**WHAT THE EXERCISE ASKS**
Rewrite every entry below, replacing "codelens-references" with "reference-count" and leaving everything else unchanged. Omit the pictures from your answer.

**RECORDED INFORMATION**
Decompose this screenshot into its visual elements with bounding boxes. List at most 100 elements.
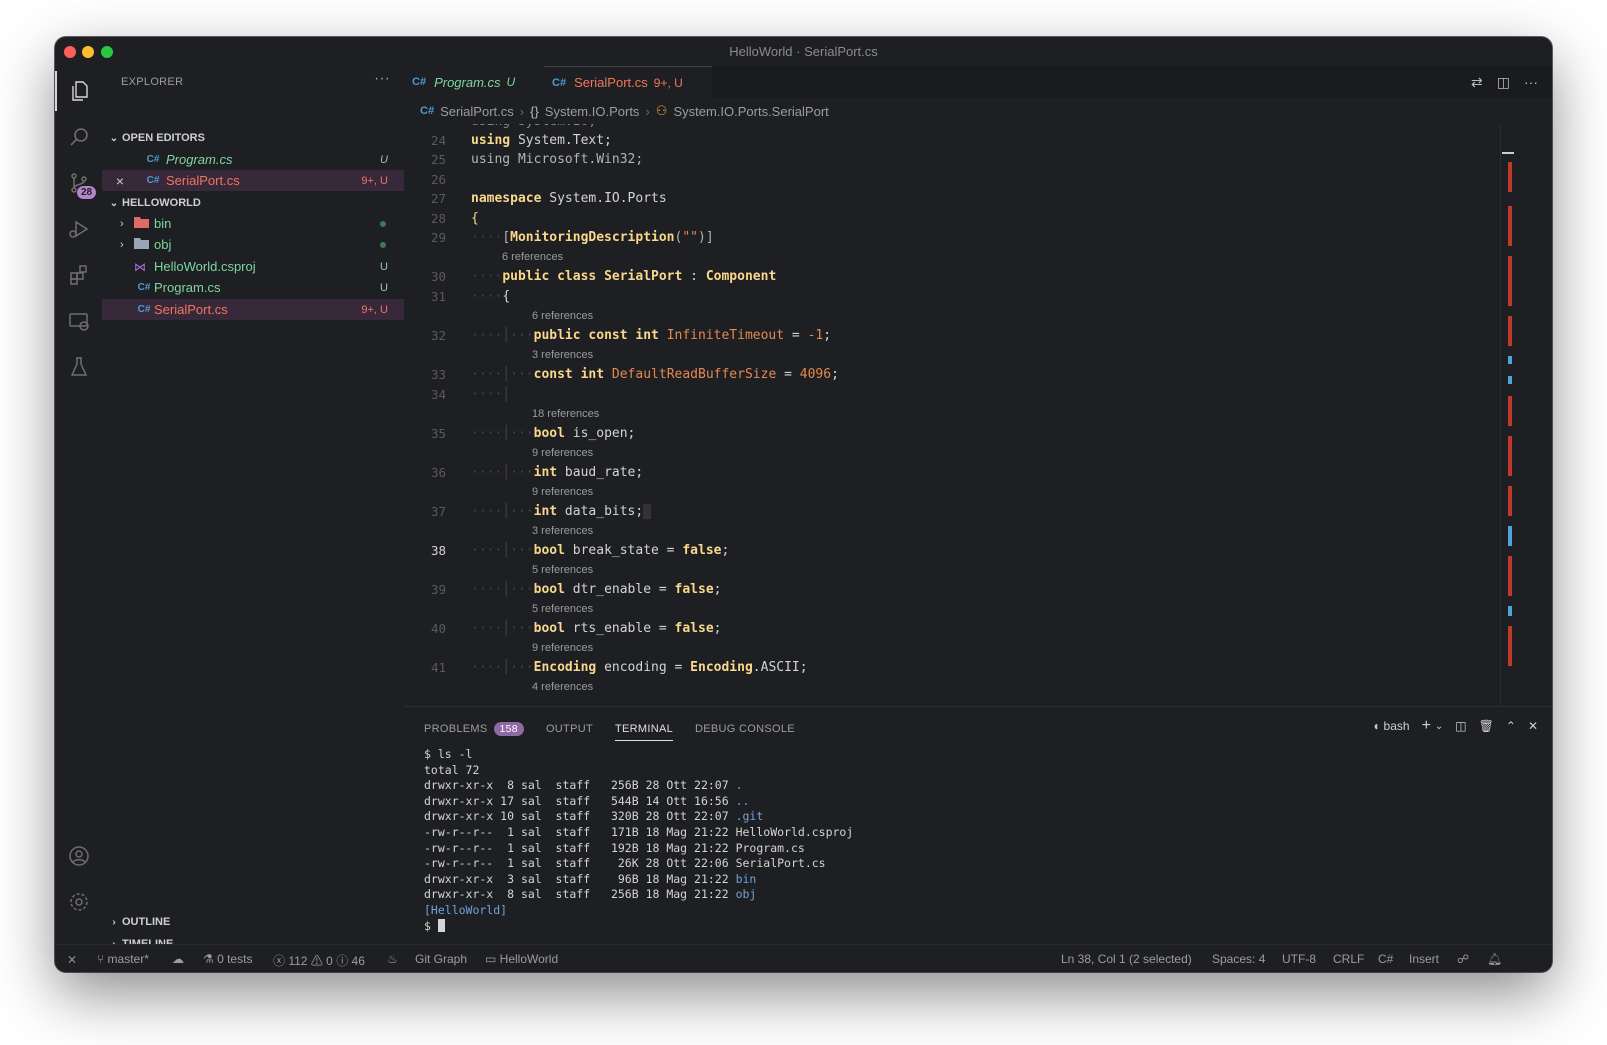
breadcrumb-file[interactable]: SerialPort.cs	[440, 104, 514, 119]
open-editor-item[interactable]: × C# SerialPort.cs 9+, U	[102, 170, 404, 191]
notifications-bell-icon[interactable]: 🔔︎	[1487, 952, 1502, 966]
editor-mode[interactable]: Insert	[1409, 952, 1439, 966]
codelens-references[interactable]: 3 references	[532, 525, 593, 537]
codelens-references[interactable]: 18 references	[532, 408, 599, 420]
remote-explorer-icon[interactable]	[55, 301, 102, 341]
remote-icon[interactable]: ⨯	[67, 952, 77, 966]
code-line: ····{	[471, 289, 511, 304]
language-mode[interactable]: C#	[1378, 952, 1393, 966]
terminal-icon: ◖	[1372, 719, 1380, 733]
git-graph-button[interactable]: Git Graph	[415, 952, 467, 966]
codelens-references[interactable]: 3 references	[532, 349, 593, 361]
bottom-panel: PROBLEMS 158 OUTPUT TERMINAL DEBUG CONSO…	[404, 706, 1552, 944]
codelens-references[interactable]: 6 references	[502, 251, 563, 263]
chevron-right-icon: ›	[645, 103, 650, 119]
file-info: 17 sal staff 544B 14 Ott 16:56	[493, 793, 736, 808]
source-control-icon[interactable]: 28	[55, 163, 102, 203]
tab-problems[interactable]: PROBLEMS 158	[424, 717, 524, 741]
tree-item-label: bin	[154, 216, 172, 231]
file-permissions: drwxr-xr-x	[424, 871, 494, 886]
error-marker	[1508, 256, 1512, 306]
terminal-prompt-dir: [HelloWorld]	[424, 902, 508, 917]
split-terminal-icon[interactable]: ◫	[1455, 719, 1466, 733]
indentation[interactable]: Spaces: 4	[1212, 952, 1265, 966]
tree-item-bin[interactable]: › bin	[102, 213, 404, 234]
open-changes-icon[interactable]: ⇄	[1471, 74, 1483, 91]
close-panel-icon[interactable]: ✕	[1528, 719, 1538, 733]
accounts-icon[interactable]	[55, 836, 102, 876]
maximize-panel-icon[interactable]: ⌃	[1506, 719, 1516, 733]
breadcrumb-class[interactable]: System.IO.Ports.SerialPort	[673, 104, 828, 119]
breadcrumb-namespace[interactable]: System.IO.Ports	[545, 104, 640, 119]
project-section[interactable]: ⌄ HELLOWORLD	[106, 193, 201, 213]
branch-status[interactable]: ⑂ master*	[97, 952, 149, 966]
tab-serialport[interactable]: C# SerialPort.cs 9+, U	[544, 66, 712, 98]
codelens-references[interactable]: 9 references	[532, 447, 593, 459]
more-actions-icon[interactable]: ···	[1524, 74, 1538, 91]
end-of-line[interactable]: CRLF	[1333, 952, 1364, 966]
code-line: ····│···bool break_state = false;	[471, 543, 730, 558]
file-permissions: -rw-r--r--	[424, 824, 494, 839]
breadcrumb: C# SerialPort.cs › {} System.IO.Ports › …	[420, 102, 829, 120]
testing-icon[interactable]	[55, 347, 102, 387]
codelens-references[interactable]: 5 references	[532, 603, 593, 615]
codelens-references[interactable]: 5 references	[532, 564, 593, 576]
tab-output[interactable]: OUTPUT	[546, 717, 593, 741]
tab-debug-console[interactable]: DEBUG CONSOLE	[695, 717, 795, 741]
tab-label: DEBUG CONSOLE	[695, 723, 795, 735]
outline-section[interactable]: › OUTLINE	[106, 912, 170, 932]
problems-status[interactable]: ⓧ 112 ⚠ 0 ⓘ 46	[273, 952, 365, 969]
panel-actions: ◖ bash + ⌄ ◫ 🗑 ⌃ ✕	[1372, 717, 1538, 735]
codelens-references[interactable]: 6 references	[532, 310, 593, 322]
tab-program[interactable]: C# Program.cs U	[404, 66, 544, 98]
new-terminal-icon[interactable]: +	[1422, 717, 1431, 735]
tree-item-serialport[interactable]: C# SerialPort.cs 9+, U	[102, 299, 404, 320]
extensions-icon[interactable]	[55, 255, 102, 295]
line-number: 33	[430, 367, 446, 382]
open-editors-section[interactable]: ⌄ OPEN EDITORS	[106, 128, 205, 148]
terminal-shell-selector[interactable]: ◖ bash	[1372, 719, 1409, 733]
tree-item-program[interactable]: C# Program.cs U	[102, 277, 404, 298]
csharp-file-icon: C#	[137, 282, 151, 293]
encoding[interactable]: UTF-8	[1282, 952, 1316, 966]
error-icon: ⓧ	[273, 954, 289, 968]
tab-terminal[interactable]: TERMINAL	[614, 717, 674, 741]
cursor-position[interactable]: Ln 38, Col 1 (2 selected)	[1061, 952, 1192, 966]
tree-item-csproj[interactable]: ⋈ HelloWorld.csproj U	[102, 256, 404, 277]
tab-label: TERMINAL	[614, 722, 674, 735]
code-line: ····│···bool dtr_enable = false;	[471, 582, 722, 597]
chevron-right-icon: ›	[120, 238, 124, 251]
code-editor[interactable]: using System.IO; 24 using System.Text; 2…	[404, 124, 1500, 706]
split-editor-icon[interactable]: ◫	[1497, 74, 1510, 91]
sync-icon[interactable]: ☁	[172, 952, 184, 966]
folder-status[interactable]: ▭ HelloWorld	[485, 952, 558, 966]
codelens-references[interactable]: 9 references	[532, 486, 593, 498]
terminal-line: drwxr-xr-x 8 sal staff 256B 28 Ott 22:07…	[424, 778, 853, 794]
feedback-icon[interactable]: ☍	[1457, 952, 1469, 966]
flask-icon: ⚗	[203, 952, 218, 966]
run-debug-icon[interactable]	[55, 209, 102, 249]
settings-gear-icon[interactable]	[55, 882, 102, 922]
search-icon[interactable]	[55, 117, 102, 157]
trash-icon[interactable]: 🗑	[1479, 719, 1494, 733]
tree-item-label: HelloWorld.csproj	[154, 259, 256, 274]
status-bar: ⨯ ⑂ master* ☁ ⚗ 0 tests ⓧ 112 ⚠ 0 ⓘ 46 ♨…	[55, 944, 1552, 972]
codelens-references[interactable]: 4 references	[532, 681, 593, 693]
chevron-right-icon: ›	[519, 103, 525, 119]
error-marker	[1508, 206, 1512, 246]
explorer-icon[interactable]	[55, 71, 102, 111]
chevron-down-icon[interactable]: ⌄	[1435, 721, 1443, 732]
more-actions-icon[interactable]: ···	[374, 70, 390, 88]
git-status: U	[380, 260, 388, 273]
terminal-line: drwxr-xr-x 3 sal staff 96B 18 Mag 21:22 …	[424, 872, 853, 888]
tree-item-obj[interactable]: › obj	[102, 234, 404, 255]
flame-icon[interactable]: ♨	[387, 952, 398, 966]
codelens-references[interactable]: 9 references	[532, 642, 593, 654]
terminal-output[interactable]: $ ls -l total 72 drwxr-xr-x 8 sal staff 25…	[424, 747, 853, 934]
tests-status[interactable]: ⚗ 0 tests	[203, 952, 252, 966]
terminal-cursor	[437, 918, 445, 932]
close-icon[interactable]: ×	[102, 173, 124, 189]
info-marker	[1508, 526, 1512, 546]
info-icon: ⓘ	[336, 954, 352, 968]
open-editor-item[interactable]: C# Program.cs U	[102, 149, 404, 170]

**ANSWER TO THIS PROBLEM**
Decompose this screenshot into its visual elements with bounding boxes. List at most 100 elements.
breadcrumb-file[interactable]: SerialPort.cs	[440, 104, 514, 119]
open-editor-item[interactable]: × C# SerialPort.cs 9+, U	[102, 170, 404, 191]
notifications-bell-icon[interactable]: 🔔︎	[1487, 952, 1502, 966]
editor-mode[interactable]: Insert	[1409, 952, 1439, 966]
reference-count[interactable]: 3 references	[532, 525, 593, 537]
reference-count[interactable]: 18 references	[532, 408, 599, 420]
remote-explorer-icon[interactable]	[55, 301, 102, 341]
remote-icon[interactable]: ⨯	[67, 952, 77, 966]
code-line: ····{	[471, 289, 511, 304]
language-mode[interactable]: C#	[1378, 952, 1393, 966]
terminal-icon: ◖	[1372, 719, 1380, 733]
git-graph-button[interactable]: Git Graph	[415, 952, 467, 966]
reference-count[interactable]: 3 references	[532, 349, 593, 361]
bottom-panel: PROBLEMS 158 OUTPUT TERMINAL DEBUG CONSO…	[404, 706, 1552, 944]
reference-count[interactable]: 6 references	[502, 251, 563, 263]
chevron-right-icon: ›	[645, 103, 650, 119]
file-info: 17 sal staff 544B 14 Ott 16:56	[493, 793, 736, 808]
source-control-icon[interactable]: 28	[55, 163, 102, 203]
tab-problems[interactable]: PROBLEMS 158	[424, 717, 524, 741]
tree-item-label: bin	[154, 216, 172, 231]
file-permissions: drwxr-xr-x	[424, 871, 494, 886]
error-marker	[1508, 256, 1512, 306]
terminal-prompt-dir: [HelloWorld]	[424, 902, 508, 917]
split-terminal-icon[interactable]: ◫	[1455, 719, 1466, 733]
indentation[interactable]: Spaces: 4	[1212, 952, 1265, 966]
tree-item-bin[interactable]: › bin	[102, 213, 404, 234]
open-changes-icon[interactable]: ⇄	[1471, 74, 1483, 91]
close-panel-icon[interactable]: ✕	[1528, 719, 1538, 733]
accounts-icon[interactable]	[55, 836, 102, 876]
maximize-panel-icon[interactable]: ⌃	[1506, 719, 1516, 733]
breadcrumb-class[interactable]: System.IO.Ports.SerialPort	[673, 104, 828, 119]
breadcrumb-namespace[interactable]: System.IO.Ports	[545, 104, 640, 119]
project-section[interactable]: ⌄ HELLOWORLD	[106, 193, 201, 213]
branch-status[interactable]: ⑂ master*	[97, 952, 149, 966]
tab-serialport[interactable]: C# SerialPort.cs 9+, U	[544, 66, 712, 98]
reference-count[interactable]: 9 references	[532, 447, 593, 459]
more-actions-icon[interactable]: ···	[1524, 74, 1538, 91]
end-of-line[interactable]: CRLF	[1333, 952, 1364, 966]
code-line: ····│···bool break_state = false;	[471, 543, 730, 558]
file-permissions: -rw-r--r--	[424, 824, 494, 839]
breadcrumb: C# SerialPort.cs › {} System.IO.Ports › …	[420, 102, 829, 120]
testing-icon[interactable]	[55, 347, 102, 387]
reference-count[interactable]: 5 references	[532, 603, 593, 615]
reference-count[interactable]: 5 references	[532, 564, 593, 576]
tab-output[interactable]: OUTPUT	[546, 717, 593, 741]
tab-debug-console[interactable]: DEBUG CONSOLE	[695, 717, 795, 741]
tab-label: DEBUG CONSOLE	[695, 723, 795, 735]
outline-section[interactable]: › OUTLINE	[106, 912, 170, 932]
problems-status[interactable]: ⓧ 112 ⚠ 0 ⓘ 46	[273, 952, 365, 969]
panel-actions: ◖ bash + ⌄ ◫ 🗑 ⌃ ✕	[1372, 717, 1538, 735]
reference-count[interactable]: 6 references	[532, 310, 593, 322]
tab-program[interactable]: C# Program.cs U	[404, 66, 544, 98]
new-terminal-icon[interactable]: +	[1422, 717, 1431, 735]
tree-item-serialport[interactable]: C# SerialPort.cs 9+, U	[102, 299, 404, 320]
extensions-icon[interactable]	[55, 255, 102, 295]
line-number: 33	[430, 367, 446, 382]
open-editors-section[interactable]: ⌄ OPEN EDITORS	[106, 128, 205, 148]
terminal-shell-selector[interactable]: ◖ bash	[1372, 719, 1409, 733]
tree-item-program[interactable]: C# Program.cs U	[102, 277, 404, 298]
csharp-file-icon: C#	[137, 282, 151, 293]
encoding[interactable]: UTF-8	[1282, 952, 1316, 966]
error-icon: ⓧ	[273, 954, 289, 968]
tab-terminal[interactable]: TERMINAL	[614, 717, 674, 741]
cursor-position[interactable]: Ln 38, Col 1 (2 selected)	[1061, 952, 1192, 966]
tree-item-csproj[interactable]: ⋈ HelloWorld.csproj U	[102, 256, 404, 277]
tab-label: TERMINAL	[614, 722, 674, 735]
code-line: ····│···bool dtr_enable = false;	[471, 582, 722, 597]
chevron-right-icon: ›	[120, 238, 124, 251]
code-editor[interactable]: using System.IO; 24 using System.Text; 2…	[404, 124, 1500, 706]
split-editor-icon[interactable]: ◫	[1497, 74, 1510, 91]
sync-icon[interactable]: ☁	[172, 952, 184, 966]
folder-status[interactable]: ▭ HelloWorld	[485, 952, 558, 966]
reference-count[interactable]: 9 references	[532, 486, 593, 498]
terminal-line: drwxr-xr-x 8 sal staff 256B 28 Ott 22:07…	[424, 778, 853, 794]
feedback-icon[interactable]: ☍	[1457, 952, 1469, 966]
flask-icon: ⚗	[203, 952, 218, 966]
run-debug-icon[interactable]	[55, 209, 102, 249]
settings-gear-icon[interactable]	[55, 882, 102, 922]
search-icon[interactable]	[55, 117, 102, 157]
trash-icon[interactable]: 🗑	[1479, 719, 1494, 733]
tree-item-label: HelloWorld.csproj	[154, 259, 256, 274]
status-bar: ⨯ ⑂ master* ☁ ⚗ 0 tests ⓧ 112 ⚠ 0 ⓘ 46 ♨…	[55, 944, 1552, 972]
reference-count[interactable]: 4 references	[532, 681, 593, 693]
chevron-right-icon: ›	[519, 103, 525, 119]
error-marker	[1508, 206, 1512, 246]
explorer-icon[interactable]	[55, 71, 102, 111]
chevron-down-icon[interactable]: ⌄	[1435, 721, 1443, 732]
more-actions-icon[interactable]: ···	[374, 70, 390, 88]
git-status: U	[380, 260, 388, 273]
terminal-line: drwxr-xr-x 3 sal staff 96B 18 Mag 21:22 …	[424, 872, 853, 888]
tree-item-obj[interactable]: › obj	[102, 234, 404, 255]
flame-icon[interactable]: ♨	[387, 952, 398, 966]
reference-count[interactable]: 9 references	[532, 642, 593, 654]
terminal-output[interactable]: $ ls -l total 72 drwxr-xr-x 8 sal staff 25…	[424, 747, 853, 934]
tests-status[interactable]: ⚗ 0 tests	[203, 952, 252, 966]
terminal-cursor	[437, 918, 445, 932]
close-icon[interactable]: ×	[102, 173, 124, 189]
info-marker	[1508, 526, 1512, 546]
info-icon: ⓘ	[336, 954, 352, 968]
open-editor-item[interactable]: C# Program.cs U	[102, 149, 404, 170]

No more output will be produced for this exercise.